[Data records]
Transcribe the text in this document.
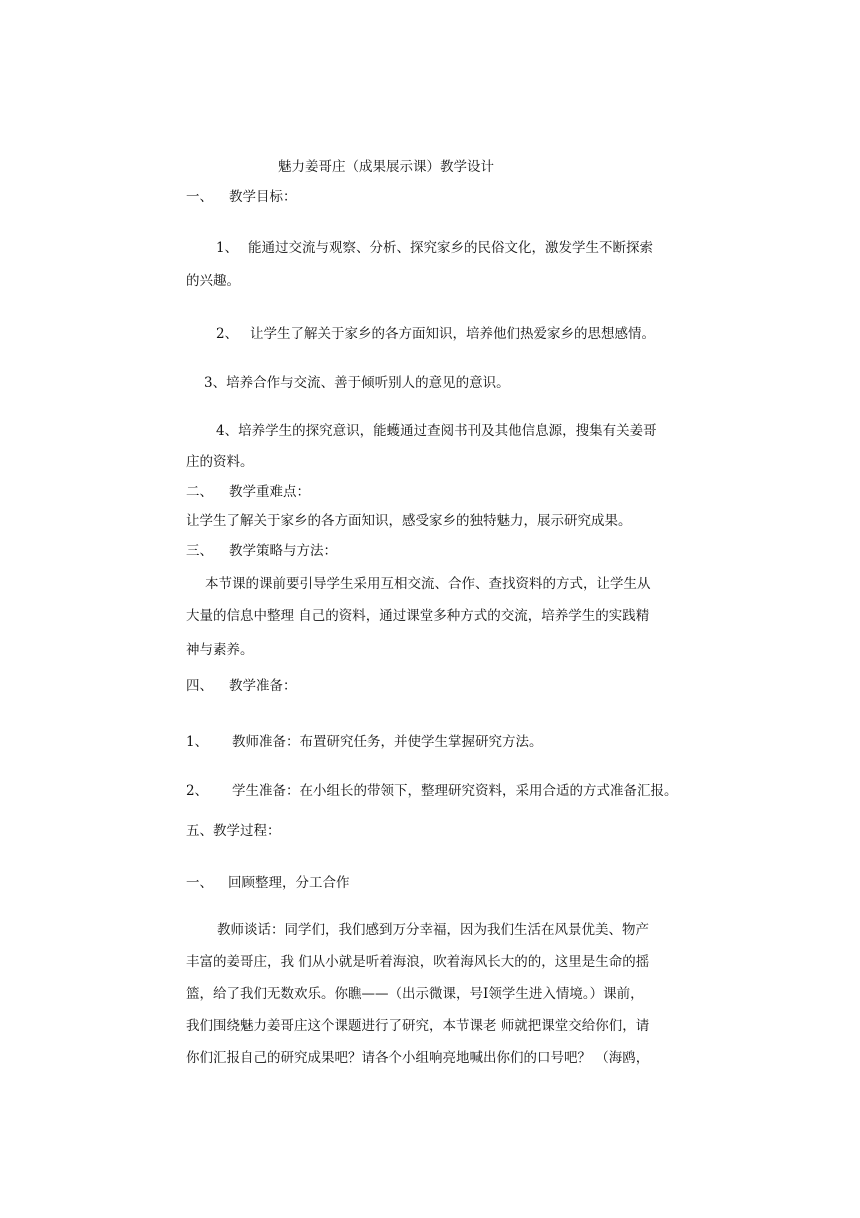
魅力姜哥庄（成果展示课）教学设计
一、 教学目标：
1、 能通过交流与观察、分析、探究家乡的民俗文化，激发学生不断探索
的兴趣。
2、 让学生了解关于家乡的各方面知识，培养他们热爱家乡的思想感情。
3、培养合作与交流、善于倾听别人的意见的意识。
4、培养学生的探究意识，能蠖通过查阅书刊及其他信息源，搜集有关姜哥
庄的资料。
二、 教学重难点：
让学生了解关于家乡的各方面知识，感受家乡的独特魅力，展示研究成果。
三、 教学策略与方法：
本节课的课前要引导学生采用互相交流、合作、查找资料的方式，让学生从
大量的信息中整理 自己的资料，通过课堂多种方式的交流，培养学生的实践精
神与素养。
四、 教学准备：
1、 教师准备：布置研究任务，并使学生掌握研究方法。
2、 学生准备：在小组长的带领下，整理研究资料，采用合适的方式准备汇报。
五、教学过程：
一、 回顾整理，分工合作
教师谈话：同学们，我们感到万分幸福，因为我们生活在风景优美、物产
丰富的姜哥庄，我 们从小就是听着海浪，吹着海风长大的的，这里是生命的摇
篮，给了我们无数欢乐。你瞧——（出示微课，号I领学生进入情境。）课前，
我们围绕魅力姜哥庄这个课题进行了研究，本节课老 师就把课堂交给你们，请
你们汇报自己的研究成果吧？请各个小组响亮地喊出你们的口号吧？ （海鸥，
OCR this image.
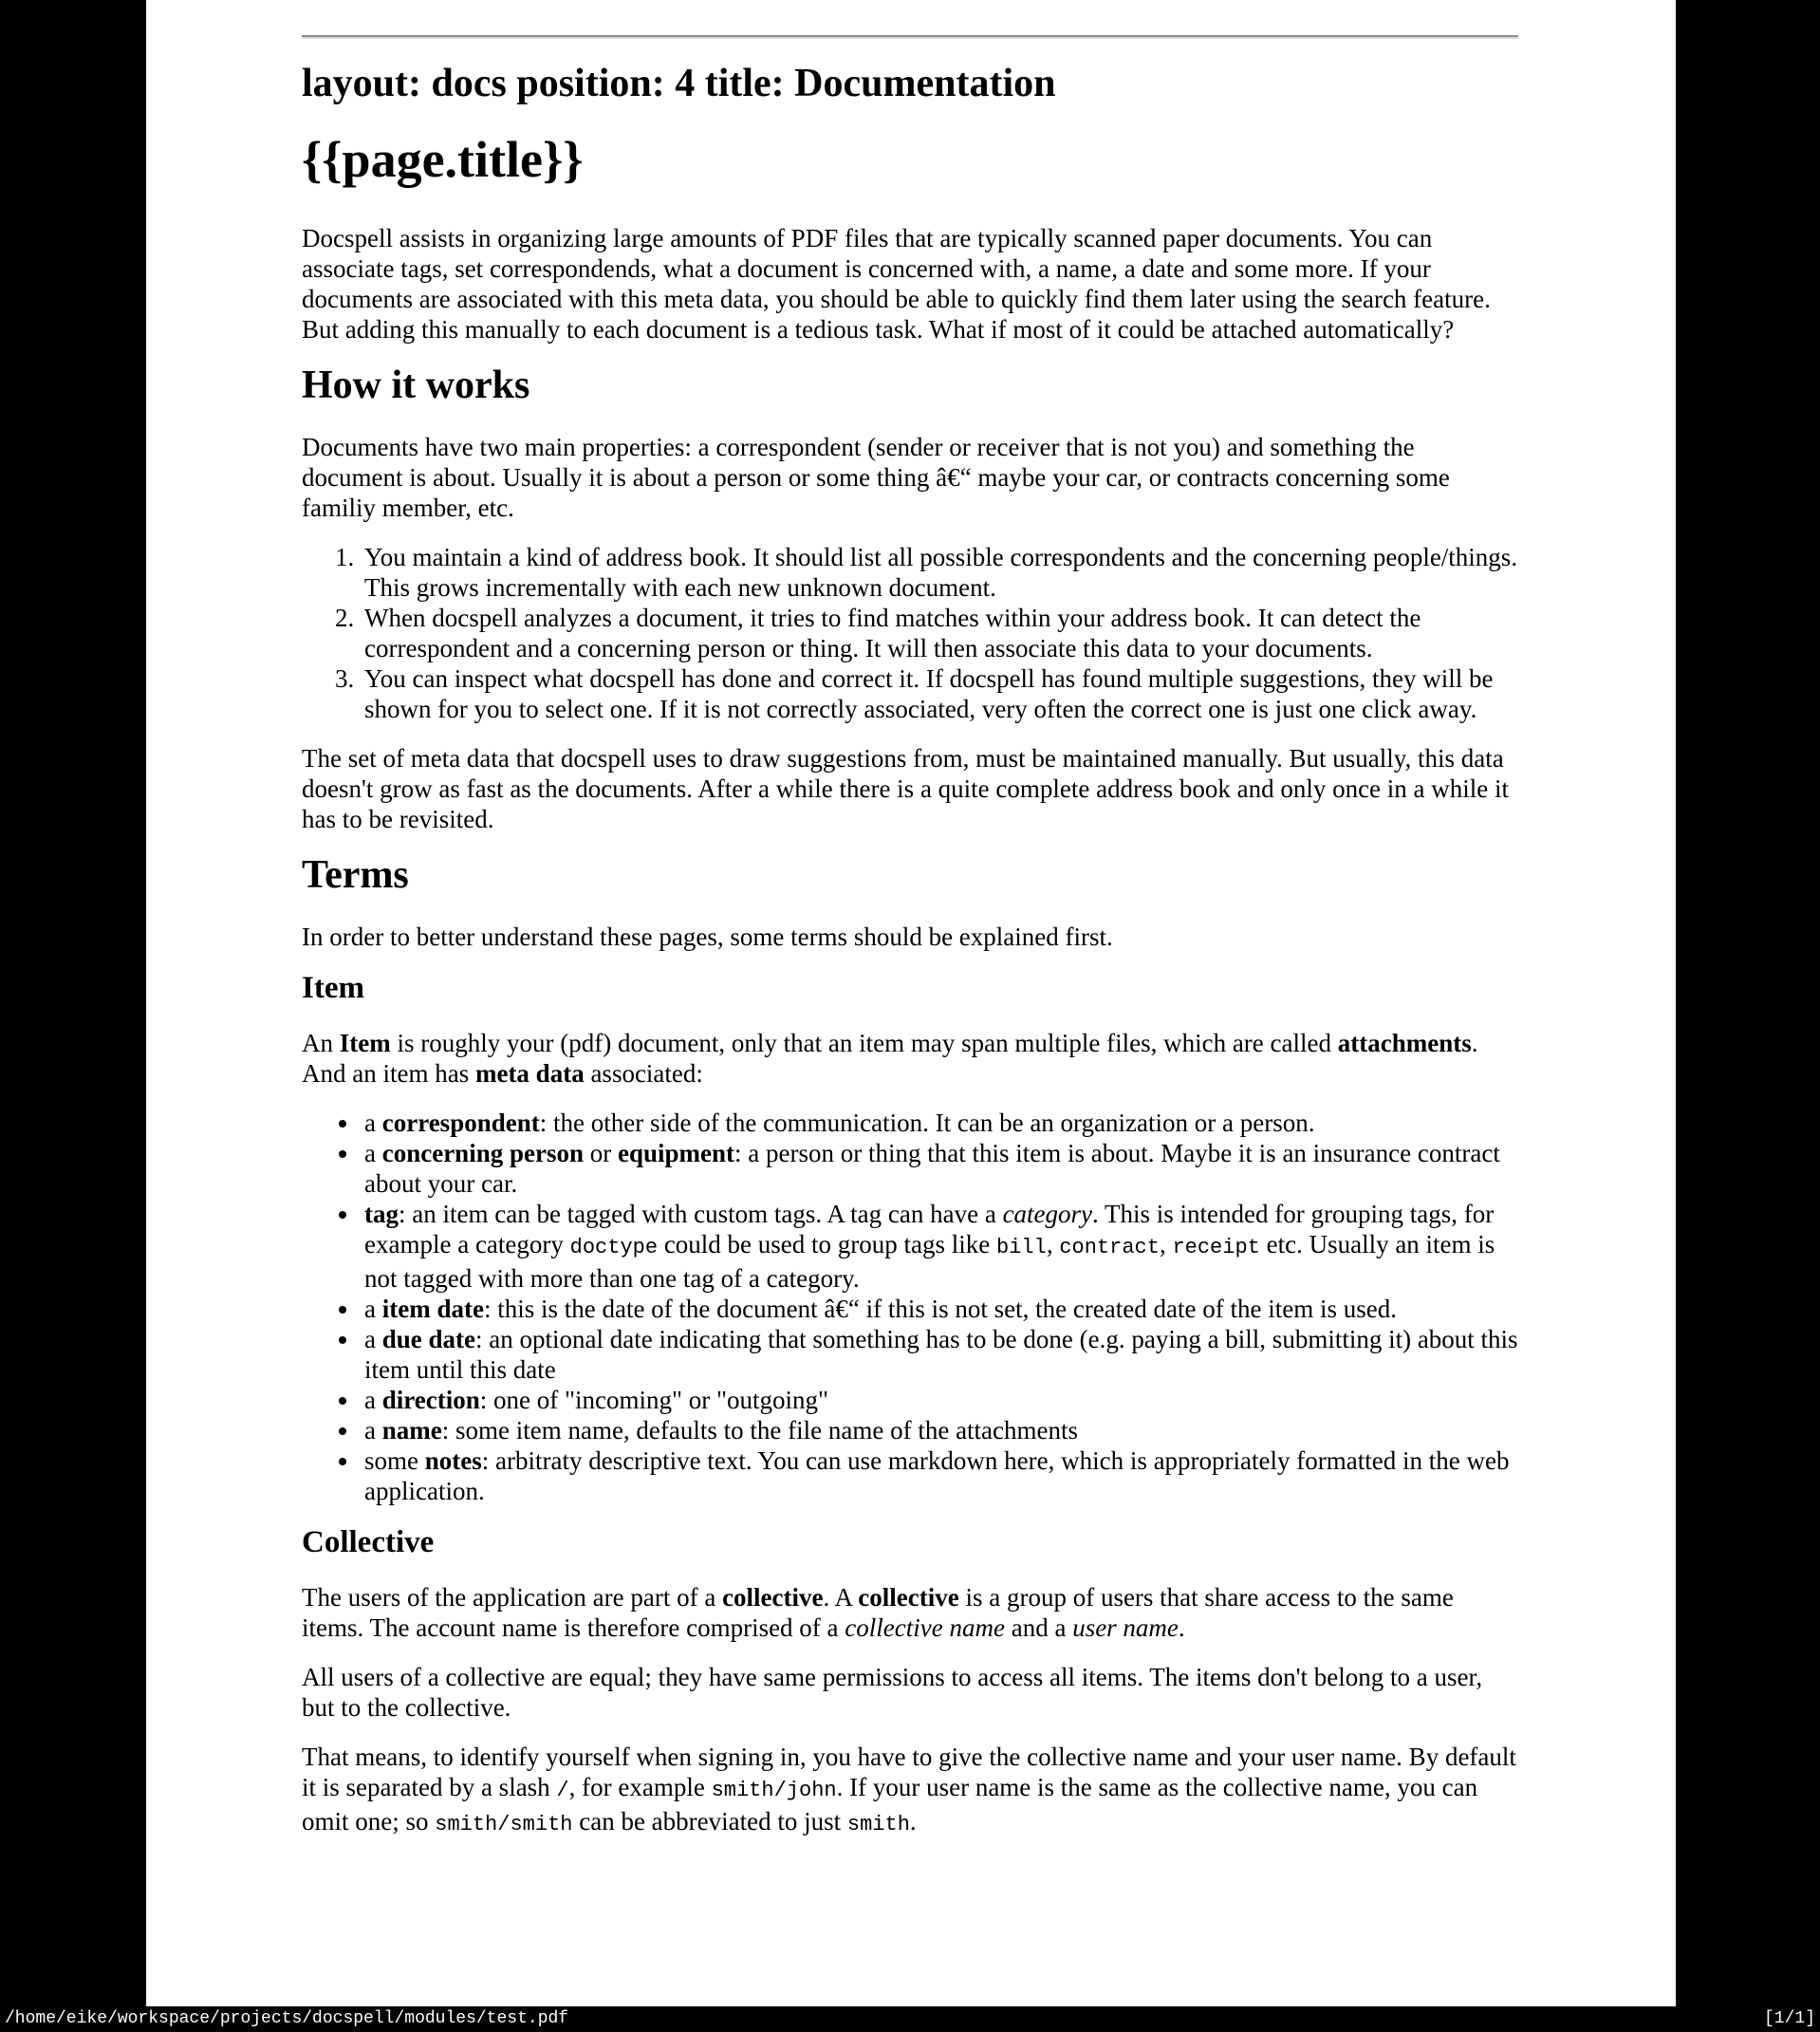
layout: docs position: 4 title: Documentation
{{page.title}}

Docspell assists in organizing large amounts of PDF files that are typically scanned paper documents. You can associate tags, set correspondends, what a document is concerned with, a name, a date and some more. If your documents are associated with this meta data, you should be able to quickly find them later using the search feature. But adding this manually to each document is a tedious task. What if most of it could be attached automatically?

How it works

Documents have two main properties: a correspondent (sender or receiver that is not you) and something the document is about. Usually it is about a person or some thing â€“ maybe your car, or contracts concerning some familiy member, etc.

1. You maintain a kind of address book. It should list all possible correspondents and the concerning people/things. This grows incrementally with each new unknown document.
2. When docspell analyzes a document, it tries to find matches within your address book. It can detect the correspondent and a concerning person or thing. It will then associate this data to your documents.
3. You can inspect what docspell has done and correct it. If docspell has found multiple suggestions, they will be shown for you to select one. If it is not correctly associated, very often the correct one is just one click away.

The set of meta data that docspell uses to draw suggestions from, must be maintained manually. But usually, this data doesn't grow as fast as the documents. After a while there is a quite complete address book and only once in a while it has to be revisited.

Terms

In order to better understand these pages, some terms should be explained first.

Item

An Item is roughly your (pdf) document, only that an item may span multiple files, which are called attachments. And an item has meta data associated:

• a correspondent: the other side of the communication. It can be an organization or a person.
• a concerning person or equipment: a person or thing that this item is about. Maybe it is an insurance contract about your car.
• tag: an item can be tagged with custom tags. A tag can have a category. This is intended for grouping tags, for example a category doctype could be used to group tags like bill, contract, receipt etc. Usually an item is not tagged with more than one tag of a category.
• a item date: this is the date of the document â€“ if this is not set, the created date of the item is used.
• a due date: an optional date indicating that something has to be done (e.g. paying a bill, submitting it) about this item until this date
• a direction: one of "incoming" or "outgoing"
• a name: some item name, defaults to the file name of the attachments
• some notes: arbitraty descriptive text. You can use markdown here, which is appropriately formatted in the web application.
Collective

The users of the application are part of a collective. A collective is a group of users that share access to the same items. The account name is therefore comprised of a collective name and a user name.

All users of a collective are equal; they have same permissions to access all items. The items don't belong to a user, but to the collective.

That means, to identify yourself when signing in, you have to give the collective name and your user name. By default it is separated by a slash /, for example smith/john. If your user name is the same as the collective name, you can omit one; so smith/smith can be abbreviated to just smith.

/home/eike/workspace/projects/docspell/modules/test.pdf	[1/1]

■ **YOUR TASK**
Show each line of the data that contains the string "which".

■ **RESPONSE**
An Item is roughly your (pdf) document, only that an item may span multiple files, which are called attachments. And an item has meta data associated:
• some notes: arbitraty descriptive text. You can use markdown here, which is appropriately formatted in the web application.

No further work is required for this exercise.